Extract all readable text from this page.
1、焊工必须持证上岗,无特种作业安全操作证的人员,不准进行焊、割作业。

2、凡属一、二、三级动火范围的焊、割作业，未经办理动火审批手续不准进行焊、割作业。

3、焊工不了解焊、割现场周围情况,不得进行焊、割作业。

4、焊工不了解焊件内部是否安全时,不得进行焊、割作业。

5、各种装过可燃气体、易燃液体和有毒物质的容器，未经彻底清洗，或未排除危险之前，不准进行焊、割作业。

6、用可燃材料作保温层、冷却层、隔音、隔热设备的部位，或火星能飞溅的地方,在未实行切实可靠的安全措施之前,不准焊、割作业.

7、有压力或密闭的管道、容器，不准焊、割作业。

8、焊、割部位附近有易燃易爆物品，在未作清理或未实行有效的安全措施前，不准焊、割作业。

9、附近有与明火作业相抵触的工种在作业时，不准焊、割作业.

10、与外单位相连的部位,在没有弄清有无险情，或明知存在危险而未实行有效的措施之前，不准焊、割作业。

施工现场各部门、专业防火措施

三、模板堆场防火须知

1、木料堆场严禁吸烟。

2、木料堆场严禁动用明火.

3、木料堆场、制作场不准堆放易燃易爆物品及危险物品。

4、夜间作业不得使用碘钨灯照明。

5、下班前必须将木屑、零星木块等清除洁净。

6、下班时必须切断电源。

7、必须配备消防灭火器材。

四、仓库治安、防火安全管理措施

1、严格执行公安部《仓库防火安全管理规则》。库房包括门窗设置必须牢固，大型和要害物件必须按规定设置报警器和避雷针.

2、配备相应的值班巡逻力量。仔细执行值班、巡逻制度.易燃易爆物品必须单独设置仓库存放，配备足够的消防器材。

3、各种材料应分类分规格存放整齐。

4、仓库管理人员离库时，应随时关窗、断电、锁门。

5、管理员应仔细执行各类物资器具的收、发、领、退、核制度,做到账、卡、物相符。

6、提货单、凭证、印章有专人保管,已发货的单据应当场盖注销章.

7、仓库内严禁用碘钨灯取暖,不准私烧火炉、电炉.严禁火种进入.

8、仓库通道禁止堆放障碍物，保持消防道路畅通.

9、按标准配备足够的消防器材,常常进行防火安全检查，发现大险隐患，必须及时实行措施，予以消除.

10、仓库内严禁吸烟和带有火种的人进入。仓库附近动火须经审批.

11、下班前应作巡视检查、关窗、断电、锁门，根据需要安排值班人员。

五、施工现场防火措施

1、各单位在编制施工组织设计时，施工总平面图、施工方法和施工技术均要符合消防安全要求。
********
Repeat the material above in full, quoting it exactly.

Extract all readable text from this page.
1、焊工必须持证上岗,无特种作业安全操作证的人员,不准进行焊、割作业。

2、凡属一、二、三级动火范围的焊、割作业，未经办理动火审批手续不准进行焊、割作业。

3、焊工不了解焊、割现场周围情况,不得进行焊、割作业。

4、焊工不了解焊件内部是否安全时,不得进行焊、割作业。

5、各种装过可燃气体、易燃液体和有毒物质的容器，未经彻底清洗，或未排除危险之前，不准进行焊、割作业。

6、用可燃材料作保温层、冷却层、隔音、隔热设备的部位，或火星能飞溅的地方,在未实行切实可靠的安全措施之前,不准焊、割作业.

7、有压力或密闭的管道、容器，不准焊、割作业。

8、焊、割部位附近有易燃易爆物品，在未作清理或未实行有效的安全措施前，不准焊、割作业。

9、附近有与明火作业相抵触的工种在作业时，不准焊、割作业.

10、与外单位相连的部位,在没有弄清有无险情，或明知存在危险而未实行有效的措施之前，不准焊、割作业。

施工现场各部门、专业防火措施

三、模板堆场防火须知

1、木料堆场严禁吸烟。

2、木料堆场严禁动用明火.

3、木料堆场、制作场不准堆放易燃易爆物品及危险物品。

4、夜间作业不得使用碘钨灯照明。

5、下班前必须将木屑、零星木块等清除洁净。

6、下班时必须切断电源。

7、必须配备消防灭火器材。

四、仓库治安、防火安全管理措施

1、严格执行公安部《仓库防火安全管理规则》。库房包括门窗设置必须牢固，大型和要害物件必须按规定设置报警器和避雷针.

2、配备相应的值班巡逻力量。仔细执行值班、巡逻制度.易燃易爆物品必须单独设置仓库存放，配备足够的消防器材。

3、各种材料应分类分规格存放整齐。

4、仓库管理人员离库时，应随时关窗、断电、锁门。

5、管理员应仔细执行各类物资器具的收、发、领、退、核制度,做到账、卡、物相符。

6、提货单、凭证、印章有专人保管,已发货的单据应当场盖注销章.

7、仓库内严禁用碘钨灯取暖,不准私烧火炉、电炉.严禁火种进入.

8、仓库通道禁止堆放障碍物，保持消防道路畅通.

9、按标准配备足够的消防器材,常常进行防火安全检查，发现大险隐患，必须及时实行措施，予以消除.

10、仓库内严禁吸烟和带有火种的人进入。仓库附近动火须经审批.

11、下班前应作巡视检查、关窗、断电、锁门，根据需要安排值班人员。

五、施工现场防火措施

1、各单位在编制施工组织设计时，施工总平面图、施工方法和施工技术均要符合消防安全要求。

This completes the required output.